__Written problem__:
Write every line out verbatim and omit the pictures.

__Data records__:
((

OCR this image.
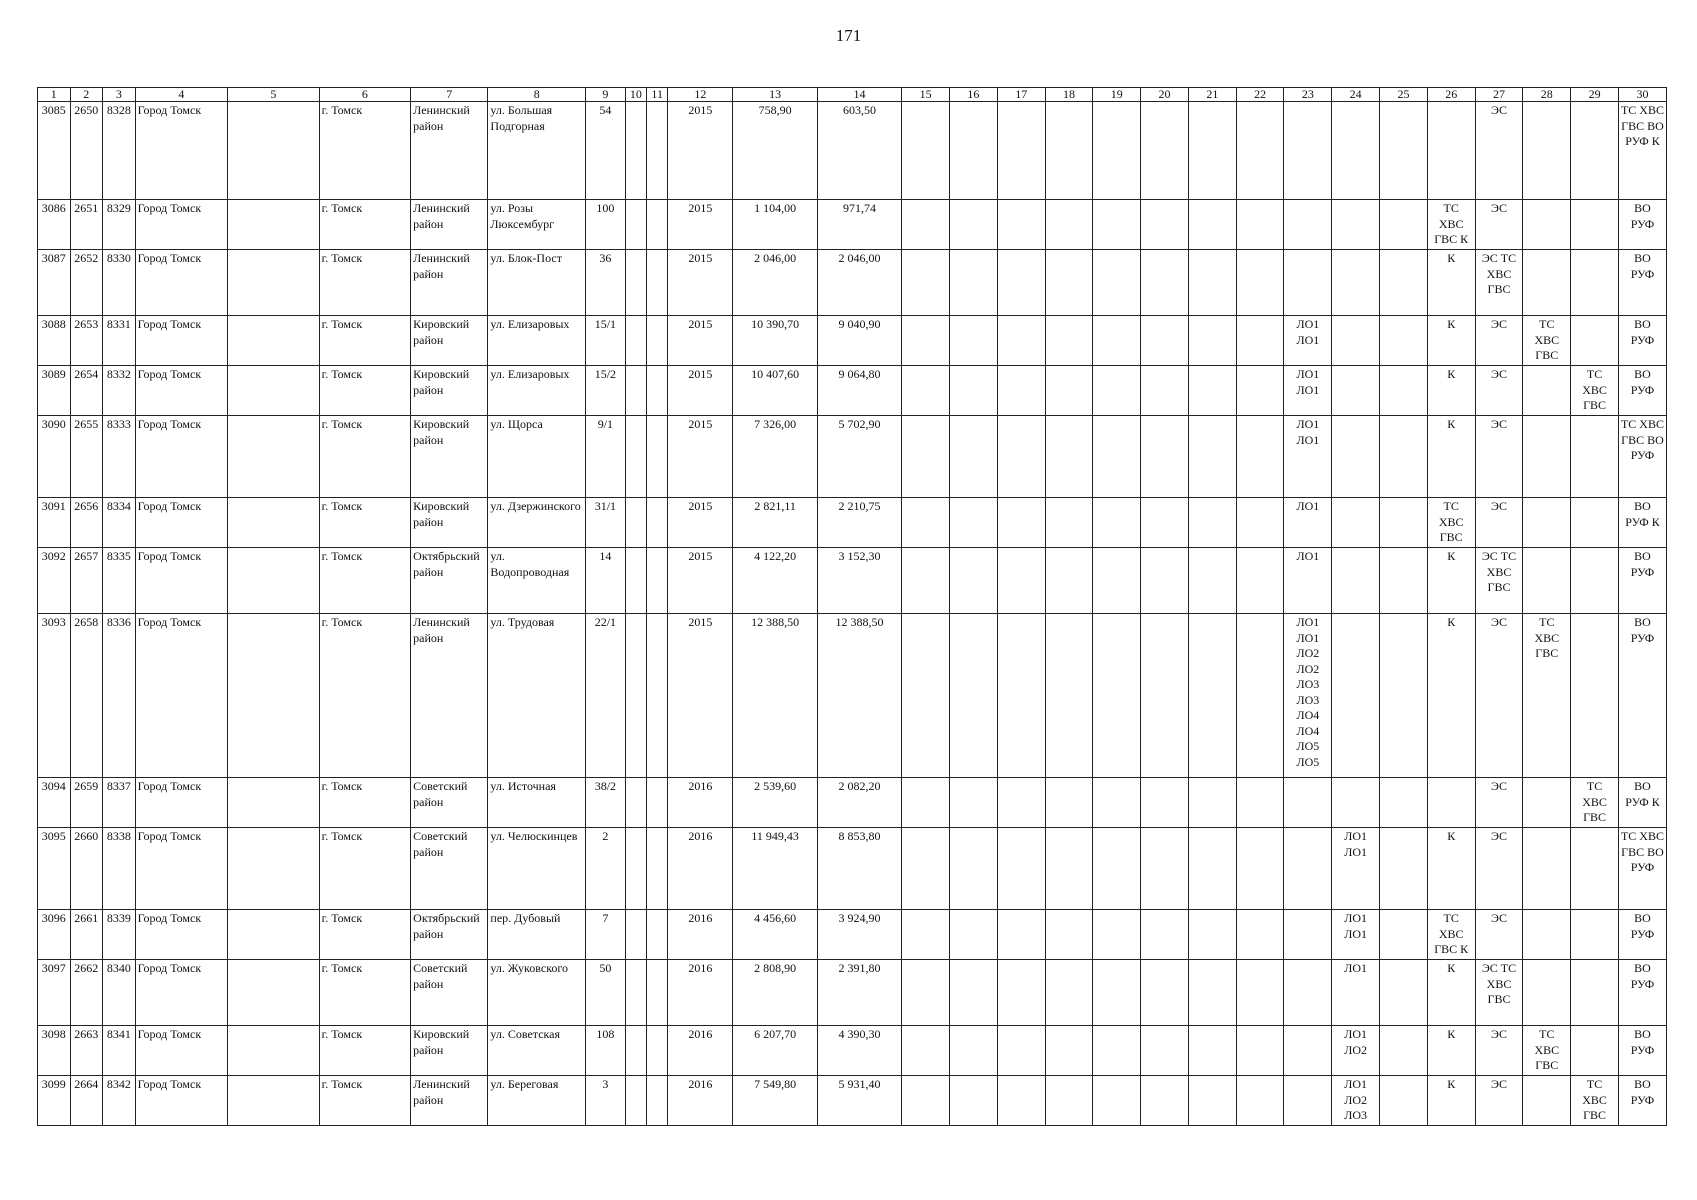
171
1	2	3	4	5	6	7	8	9	10	11	12	13	14	15	16	17	18	19	20	21	22	23	24	25	26	27	28	29	30
3085	2650	8328	Город Томск		г. Томск	Ленинский район	ул. Большая Подгорная	54			2015	758,90	603,50													ЭС			ТС ХВС ГВС ВО РУФ К
3086	2651	8329	Город Томск		г. Томск	Ленинский район	ул. Розы Люксембург	100			2015	1 104,00	971,74												ТС ХВС ГВС К	ЭС			ВО РУФ
3087	2652	8330	Город Томск		г. Томск	Ленинский район	ул. Блок-Пост	36			2015	2 046,00	2 046,00												К	ЭС ТС ХВС ГВС			ВО РУФ
3088	2653	8331	Город Томск		г. Томск	Кировский район	ул. Елизаровых	15/1			2015	10 390,70	9 040,90									ЛО1 ЛО1			К	ЭС	ТС ХВС ГВС		ВО РУФ
3089	2654	8332	Город Томск		г. Томск	Кировский район	ул. Елизаровых	15/2			2015	10 407,60	9 064,80									ЛО1 ЛО1			К	ЭС		ТС ХВС ГВС	ВО РУФ
3090	2655	8333	Город Томск		г. Томск	Кировский район	ул. Щорса	9/1			2015	7 326,00	5 702,90									ЛО1 ЛО1			К	ЭС			ТС ХВС ГВС ВО РУФ
3091	2656	8334	Город Томск		г. Томск	Кировский район	ул. Дзержинского	31/1			2015	2 821,11	2 210,75									ЛО1			ТС ХВС ГВС	ЭС			ВО РУФ К
3092	2657	8335	Город Томск		г. Томск	Октябрьский район	ул. Водопроводная	14			2015	4 122,20	3 152,30									ЛО1			К	ЭС ТС ХВС ГВС			ВО РУФ
3093	2658	8336	Город Томск		г. Томск	Ленинский район	ул. Трудовая	22/1			2015	12 388,50	12 388,50									ЛО1 ЛО1 ЛО2 ЛО2 ЛО3 ЛО3 ЛО4 ЛО4 ЛО5 ЛО5			К	ЭС	ТС ХВС ГВС		ВО РУФ
3094	2659	8337	Город Томск		г. Томск	Советский район	ул. Источная	38/2			2016	2 539,60	2 082,20													ЭС		ТС ХВС ГВС	ВО РУФ К
3095	2660	8338	Город Томск		г. Томск	Советский район	ул. Челюскинцев	2			2016	11 949,43	8 853,80										ЛО1 ЛО1		К	ЭС			ТС ХВС ГВС ВО РУФ
3096	2661	8339	Город Томск		г. Томск	Октябрьский район	пер. Дубовый	7			2016	4 456,60	3 924,90										ЛО1 ЛО1		ТС ХВС ГВС К	ЭС			ВО РУФ
3097	2662	8340	Город Томск		г. Томск	Советский район	ул. Жуковского	50			2016	2 808,90	2 391,80										ЛО1		К	ЭС ТС ХВС ГВС			ВО РУФ
3098	2663	8341	Город Томск		г. Томск	Кировский район	ул. Советская	108			2016	6 207,70	4 390,30										ЛО1 ЛО2		К	ЭС	ТС ХВС ГВС		ВО РУФ
3099	2664	8342	Город Томск		г. Томск	Ленинский район	ул. Береговая	3			2016	7 549,80	5 931,40										ЛО1 ЛО2 ЛО3		К	ЭС		ТС ХВС ГВС	ВО РУФ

))

__Exercise output__:
OCR this image.
171
1	2	3	4	5	6	7	8	9	10	11	12	13	14	15	16	17	18	19	20	21	22	23	24	25	26	27	28	29	30
3085	2650	8328	Город Томск		г. Томск	Ленинский район	ул. Большая Подгорная	54			2015	758,90	603,50													ЭС			ТС ХВС ГВС ВО РУФ К
3086	2651	8329	Город Томск		г. Томск	Ленинский район	ул. Розы Люксембург	100			2015	1 104,00	971,74												ТС ХВС ГВС К	ЭС			ВО РУФ
3087	2652	8330	Город Томск		г. Томск	Ленинский район	ул. Блок-Пост	36			2015	2 046,00	2 046,00												К	ЭС ТС ХВС ГВС			ВО РУФ
3088	2653	8331	Город Томск		г. Томск	Кировский район	ул. Елизаровых	15/1			2015	10 390,70	9 040,90									ЛО1 ЛО1			К	ЭС	ТС ХВС ГВС		ВО РУФ
3089	2654	8332	Город Томск		г. Томск	Кировский район	ул. Елизаровых	15/2			2015	10 407,60	9 064,80									ЛО1 ЛО1			К	ЭС		ТС ХВС ГВС	ВО РУФ
3090	2655	8333	Город Томск		г. Томск	Кировский район	ул. Щорса	9/1			2015	7 326,00	5 702,90									ЛО1 ЛО1			К	ЭС			ТС ХВС ГВС ВО РУФ
3091	2656	8334	Город Томск		г. Томск	Кировский район	ул. Дзержинского	31/1			2015	2 821,11	2 210,75									ЛО1			ТС ХВС ГВС	ЭС			ВО РУФ К
3092	2657	8335	Город Томск		г. Томск	Октябрьский район	ул. Водопроводная	14			2015	4 122,20	3 152,30									ЛО1			К	ЭС ТС ХВС ГВС			ВО РУФ
3093	2658	8336	Город Томск		г. Томск	Ленинский район	ул. Трудовая	22/1			2015	12 388,50	12 388,50									ЛО1 ЛО1 ЛО2 ЛО2 ЛО3 ЛО3 ЛО4 ЛО4 ЛО5 ЛО5			К	ЭС	ТС ХВС ГВС		ВО РУФ
3094	2659	8337	Город Томск		г. Томск	Советский район	ул. Источная	38/2			2016	2 539,60	2 082,20													ЭС		ТС ХВС ГВС	ВО РУФ К
3095	2660	8338	Город Томск		г. Томск	Советский район	ул. Челюскинцев	2			2016	11 949,43	8 853,80										ЛО1 ЛО1		К	ЭС			ТС ХВС ГВС ВО РУФ
3096	2661	8339	Город Томск		г. Томск	Октябрьский район	пер. Дубовый	7			2016	4 456,60	3 924,90										ЛО1 ЛО1		ТС ХВС ГВС К	ЭС			ВО РУФ
3097	2662	8340	Город Томск		г. Томск	Советский район	ул. Жуковского	50			2016	2 808,90	2 391,80										ЛО1		К	ЭС ТС ХВС ГВС			ВО РУФ
3098	2663	8341	Город Томск		г. Томск	Кировский район	ул. Советская	108			2016	6 207,70	4 390,30										ЛО1 ЛО2		К	ЭС	ТС ХВС ГВС		ВО РУФ
3099	2664	8342	Город Томск		г. Томск	Ленинский район	ул. Береговая	3			2016	7 549,80	5 931,40										ЛО1 ЛО2 ЛО3		К	ЭС		ТС ХВС ГВС	ВО РУФ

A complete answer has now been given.